| Instructions for the task |
Extract each line containing the string "PrimaryScreen".

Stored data
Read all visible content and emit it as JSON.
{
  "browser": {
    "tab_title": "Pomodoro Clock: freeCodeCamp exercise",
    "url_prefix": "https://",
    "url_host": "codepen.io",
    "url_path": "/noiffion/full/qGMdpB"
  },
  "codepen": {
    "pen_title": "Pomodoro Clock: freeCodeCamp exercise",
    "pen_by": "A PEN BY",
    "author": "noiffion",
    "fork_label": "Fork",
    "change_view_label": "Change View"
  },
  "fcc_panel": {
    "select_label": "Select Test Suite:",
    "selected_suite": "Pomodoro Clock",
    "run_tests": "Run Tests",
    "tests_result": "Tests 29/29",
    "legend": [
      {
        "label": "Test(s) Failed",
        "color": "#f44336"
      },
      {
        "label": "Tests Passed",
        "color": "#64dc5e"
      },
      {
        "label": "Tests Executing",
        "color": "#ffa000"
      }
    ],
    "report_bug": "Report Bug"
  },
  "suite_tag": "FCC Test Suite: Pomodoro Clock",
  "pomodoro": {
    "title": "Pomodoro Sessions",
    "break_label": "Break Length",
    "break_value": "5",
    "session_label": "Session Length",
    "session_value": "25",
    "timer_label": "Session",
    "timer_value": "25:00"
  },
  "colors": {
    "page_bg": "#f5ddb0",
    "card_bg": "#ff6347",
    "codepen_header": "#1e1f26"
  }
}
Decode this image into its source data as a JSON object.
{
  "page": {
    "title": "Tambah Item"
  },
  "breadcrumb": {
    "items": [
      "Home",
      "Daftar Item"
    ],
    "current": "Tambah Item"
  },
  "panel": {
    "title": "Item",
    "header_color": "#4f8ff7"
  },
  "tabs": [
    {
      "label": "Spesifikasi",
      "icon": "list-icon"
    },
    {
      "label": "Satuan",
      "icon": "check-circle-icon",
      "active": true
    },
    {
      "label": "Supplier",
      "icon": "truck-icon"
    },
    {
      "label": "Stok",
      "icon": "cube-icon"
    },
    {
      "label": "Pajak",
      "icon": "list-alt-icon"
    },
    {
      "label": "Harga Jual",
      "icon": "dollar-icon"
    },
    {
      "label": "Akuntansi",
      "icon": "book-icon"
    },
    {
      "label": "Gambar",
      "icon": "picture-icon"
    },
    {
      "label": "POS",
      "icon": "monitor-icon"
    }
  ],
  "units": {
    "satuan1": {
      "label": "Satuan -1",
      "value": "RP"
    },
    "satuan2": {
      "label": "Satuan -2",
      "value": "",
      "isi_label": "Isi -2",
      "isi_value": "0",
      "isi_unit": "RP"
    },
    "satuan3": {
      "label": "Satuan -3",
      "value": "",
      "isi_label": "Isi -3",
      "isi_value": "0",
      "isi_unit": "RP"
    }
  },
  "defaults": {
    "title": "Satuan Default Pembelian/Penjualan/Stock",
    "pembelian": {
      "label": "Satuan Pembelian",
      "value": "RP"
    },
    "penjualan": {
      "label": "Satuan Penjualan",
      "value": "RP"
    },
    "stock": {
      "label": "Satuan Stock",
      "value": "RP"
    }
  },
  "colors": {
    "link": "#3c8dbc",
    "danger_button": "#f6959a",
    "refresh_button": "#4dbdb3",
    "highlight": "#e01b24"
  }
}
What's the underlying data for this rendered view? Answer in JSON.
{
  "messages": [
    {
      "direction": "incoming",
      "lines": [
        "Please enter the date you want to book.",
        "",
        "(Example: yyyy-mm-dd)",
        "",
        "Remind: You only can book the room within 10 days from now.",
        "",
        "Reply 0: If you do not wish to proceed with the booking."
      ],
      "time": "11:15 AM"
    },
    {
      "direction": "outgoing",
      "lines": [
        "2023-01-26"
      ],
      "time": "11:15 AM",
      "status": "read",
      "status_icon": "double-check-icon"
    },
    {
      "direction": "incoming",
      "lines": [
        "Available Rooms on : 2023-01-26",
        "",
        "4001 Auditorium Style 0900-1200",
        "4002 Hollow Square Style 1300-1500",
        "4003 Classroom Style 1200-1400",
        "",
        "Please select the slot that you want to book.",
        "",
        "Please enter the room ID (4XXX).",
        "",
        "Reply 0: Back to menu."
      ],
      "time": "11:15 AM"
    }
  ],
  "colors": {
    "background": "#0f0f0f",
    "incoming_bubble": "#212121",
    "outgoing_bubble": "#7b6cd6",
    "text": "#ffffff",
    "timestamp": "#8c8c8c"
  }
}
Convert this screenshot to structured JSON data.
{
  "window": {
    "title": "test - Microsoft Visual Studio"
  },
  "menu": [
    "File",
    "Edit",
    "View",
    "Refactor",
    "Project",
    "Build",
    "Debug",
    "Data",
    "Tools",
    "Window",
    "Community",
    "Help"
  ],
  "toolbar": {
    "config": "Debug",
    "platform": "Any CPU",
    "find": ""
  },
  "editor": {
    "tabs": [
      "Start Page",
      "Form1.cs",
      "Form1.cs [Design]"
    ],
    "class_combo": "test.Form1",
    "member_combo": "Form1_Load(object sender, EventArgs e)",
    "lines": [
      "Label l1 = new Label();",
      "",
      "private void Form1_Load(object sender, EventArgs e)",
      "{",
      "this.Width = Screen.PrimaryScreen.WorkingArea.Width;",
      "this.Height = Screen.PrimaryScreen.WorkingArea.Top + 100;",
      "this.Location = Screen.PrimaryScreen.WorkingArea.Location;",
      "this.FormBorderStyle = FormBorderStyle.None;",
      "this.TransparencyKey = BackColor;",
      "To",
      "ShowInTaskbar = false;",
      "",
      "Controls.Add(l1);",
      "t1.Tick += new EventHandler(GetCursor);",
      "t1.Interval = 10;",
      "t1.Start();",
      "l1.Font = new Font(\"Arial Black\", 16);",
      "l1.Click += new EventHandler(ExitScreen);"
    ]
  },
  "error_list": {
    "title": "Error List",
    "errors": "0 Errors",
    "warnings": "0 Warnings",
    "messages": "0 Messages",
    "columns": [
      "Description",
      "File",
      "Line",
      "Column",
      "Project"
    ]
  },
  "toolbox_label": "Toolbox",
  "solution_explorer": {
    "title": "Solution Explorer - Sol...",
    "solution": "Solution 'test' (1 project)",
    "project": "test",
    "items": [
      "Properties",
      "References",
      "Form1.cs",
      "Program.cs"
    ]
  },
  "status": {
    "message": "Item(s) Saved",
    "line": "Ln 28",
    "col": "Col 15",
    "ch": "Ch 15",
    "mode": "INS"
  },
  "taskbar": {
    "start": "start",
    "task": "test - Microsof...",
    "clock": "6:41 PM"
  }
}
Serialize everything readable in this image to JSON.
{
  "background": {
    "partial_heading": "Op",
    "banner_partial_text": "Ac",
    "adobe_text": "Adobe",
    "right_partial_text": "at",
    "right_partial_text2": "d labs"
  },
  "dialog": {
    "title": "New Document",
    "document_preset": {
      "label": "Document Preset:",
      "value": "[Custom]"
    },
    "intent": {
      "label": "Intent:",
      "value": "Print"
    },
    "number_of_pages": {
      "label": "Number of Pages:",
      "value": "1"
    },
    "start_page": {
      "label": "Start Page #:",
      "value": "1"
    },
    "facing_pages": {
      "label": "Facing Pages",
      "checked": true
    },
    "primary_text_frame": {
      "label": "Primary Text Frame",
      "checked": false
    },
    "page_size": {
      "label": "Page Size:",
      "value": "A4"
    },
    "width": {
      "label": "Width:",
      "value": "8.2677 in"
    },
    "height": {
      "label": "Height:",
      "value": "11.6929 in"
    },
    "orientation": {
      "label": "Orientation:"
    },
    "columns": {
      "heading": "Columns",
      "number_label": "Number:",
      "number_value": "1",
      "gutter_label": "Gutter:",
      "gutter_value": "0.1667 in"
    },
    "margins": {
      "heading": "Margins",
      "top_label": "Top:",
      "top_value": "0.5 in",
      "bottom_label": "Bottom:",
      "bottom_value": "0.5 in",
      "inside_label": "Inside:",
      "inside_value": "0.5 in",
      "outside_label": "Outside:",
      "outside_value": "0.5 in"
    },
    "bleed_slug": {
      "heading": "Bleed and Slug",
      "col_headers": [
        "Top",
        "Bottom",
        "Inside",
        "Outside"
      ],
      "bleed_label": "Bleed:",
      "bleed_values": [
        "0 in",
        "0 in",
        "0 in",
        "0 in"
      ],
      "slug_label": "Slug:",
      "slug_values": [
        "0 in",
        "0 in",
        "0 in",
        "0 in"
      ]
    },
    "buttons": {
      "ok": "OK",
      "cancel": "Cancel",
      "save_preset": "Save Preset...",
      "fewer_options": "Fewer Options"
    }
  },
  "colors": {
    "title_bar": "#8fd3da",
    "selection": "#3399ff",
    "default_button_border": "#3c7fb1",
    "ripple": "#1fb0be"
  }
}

| Output |
      "this.Width = Screen.PrimaryScreen.WorkingArea.Width;",
      "this.Height = Screen.PrimaryScreen.WorkingArea.Top + 100;",
      "this.Location = Screen.PrimaryScreen.WorkingArea.Location;",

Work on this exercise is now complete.